Provided entries
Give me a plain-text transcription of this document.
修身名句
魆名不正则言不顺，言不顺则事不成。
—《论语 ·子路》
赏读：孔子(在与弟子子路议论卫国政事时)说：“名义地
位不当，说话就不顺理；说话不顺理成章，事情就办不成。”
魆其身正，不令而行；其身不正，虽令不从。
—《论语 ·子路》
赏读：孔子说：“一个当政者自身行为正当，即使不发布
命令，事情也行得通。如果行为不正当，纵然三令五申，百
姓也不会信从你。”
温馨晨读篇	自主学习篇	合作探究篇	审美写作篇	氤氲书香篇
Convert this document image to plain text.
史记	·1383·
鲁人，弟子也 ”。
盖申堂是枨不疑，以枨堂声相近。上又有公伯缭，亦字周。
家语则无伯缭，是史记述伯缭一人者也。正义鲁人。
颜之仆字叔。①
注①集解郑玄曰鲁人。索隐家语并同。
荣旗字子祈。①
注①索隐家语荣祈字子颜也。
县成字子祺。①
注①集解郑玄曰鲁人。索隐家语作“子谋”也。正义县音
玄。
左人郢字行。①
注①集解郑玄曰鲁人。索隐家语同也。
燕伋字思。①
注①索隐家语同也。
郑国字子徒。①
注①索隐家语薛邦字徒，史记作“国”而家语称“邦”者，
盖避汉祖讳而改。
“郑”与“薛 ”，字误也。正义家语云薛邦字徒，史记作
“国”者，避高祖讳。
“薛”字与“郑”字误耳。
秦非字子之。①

Given exercise
Return, word for word, every line from the line with "Convert this document image to plain text." to the final line of the data.

Written solution
Convert this document image to plain text.
史记	·1383·
鲁人，弟子也 ”。
盖申堂是枨不疑，以枨堂声相近。上又有公伯缭，亦字周。
家语则无伯缭，是史记述伯缭一人者也。正义鲁人。
颜之仆字叔。①
注①集解郑玄曰鲁人。索隐家语并同。
荣旗字子祈。①
注①索隐家语荣祈字子颜也。
县成字子祺。①
注①集解郑玄曰鲁人。索隐家语作“子谋”也。正义县音
玄。
左人郢字行。①
注①集解郑玄曰鲁人。索隐家语同也。
燕伋字思。①
注①索隐家语同也。
郑国字子徒。①
注①索隐家语薛邦字徒，史记作“国”而家语称“邦”者，
盖避汉祖讳而改。
“郑”与“薛 ”，字误也。正义家语云薛邦字徒，史记作
“国”者，避高祖讳。
“薛”字与“郑”字误耳。
秦非字子之。①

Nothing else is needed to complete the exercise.